Task prompt:
Copy out the whole listing exactly as written, leaving the pictures behind.

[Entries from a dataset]
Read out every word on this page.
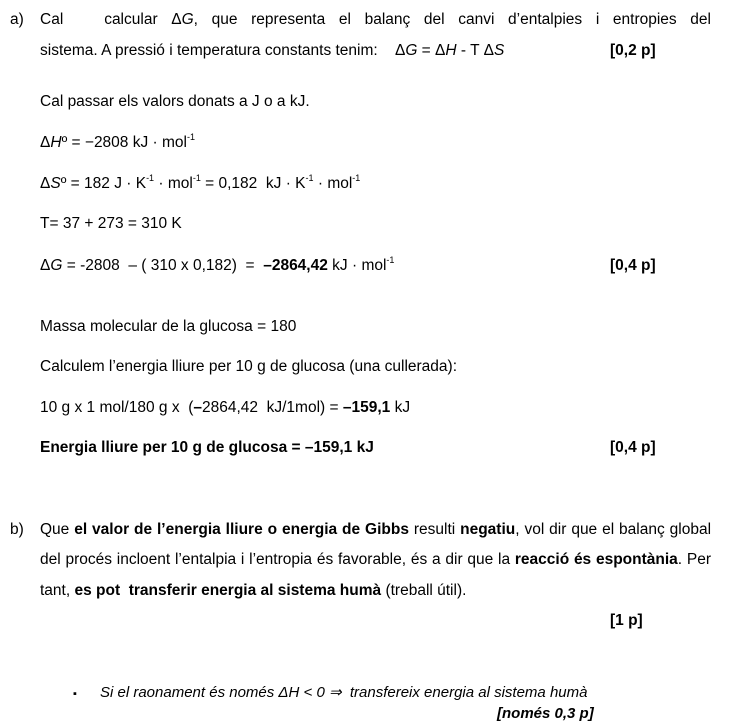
a) Cal   calcular ΔG, que representa el balanç del canvi d’entalpies i entropies del
sistema. A pressió i temperatura constants tenim:    ΔG = ΔH - T ΔS	[0,2 p]
Cal passar els valors donats a J o a kJ.
ΔHº = −2808 kJ · mol$^{-1}$
ΔSº = 182 $J \cdot K^{-1} \cdot mol^{-1} = 0,182$  kJ · $K^{-1} \cdot mol^{-1}$
T= 37 + 273 = 310 K
ΔG = -2808  – ( 310 x 0,182)  =  –2864,42 kJ · mol$^{-1}$	[0,4 p]
Massa molecular de la glucosa = 180
Calculem l’energia lliure per 10 g de glucosa (una cullerada):
10 g x 1 mol/180 g x  (–2864,42  kJ/1mol) = –159,1 kJ
Energia lliure per 10 g de glucosa = –159,1 kJ	[0,4 p]
b) Que el valor de l’energia lliure o energia de Gibbs resulti negatiu, vol dir que el balanç global del procés incloent l’entalpia i l’entropia és favorable, és a dir que la reacció és espontània. Per tant, es pot  transferir energia al sistema humà (treball útil).
[1 p]
▪ Si el raonament és només ΔH < 0 ⇒  transfereix energia al sistema humà
[només 0,3 p]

Task output:
Read out every word on this page.
a) Cal   calcular ΔG, que representa el balanç del canvi d’entalpies i entropies del
sistema. A pressió i temperatura constants tenim:    ΔG = ΔH - T ΔS	[0,2 p]
Cal passar els valors donats a J o a kJ.
ΔHº = −2808 kJ · mol$^{-1}$
ΔSº = 182 $J \cdot K^{-1} \cdot mol^{-1} = 0,182$  kJ · $K^{-1} \cdot mol^{-1}$
T= 37 + 273 = 310 K
ΔG = -2808  – ( 310 x 0,182)  =  –2864,42 kJ · mol$^{-1}$	[0,4 p]
Massa molecular de la glucosa = 180
Calculem l’energia lliure per 10 g de glucosa (una cullerada):
10 g x 1 mol/180 g x  (–2864,42  kJ/1mol) = –159,1 kJ
Energia lliure per 10 g de glucosa = –159,1 kJ	[0,4 p]
b) Que el valor de l’energia lliure o energia de Gibbs resulti negatiu, vol dir que el balanç global del procés incloent l’entalpia i l’entropia és favorable, és a dir que la reacció és espontània. Per tant, es pot  transferir energia al sistema humà (treball útil).
[1 p]
▪ Si el raonament és només ΔH < 0 ⇒  transfereix energia al sistema humà
[només 0,3 p]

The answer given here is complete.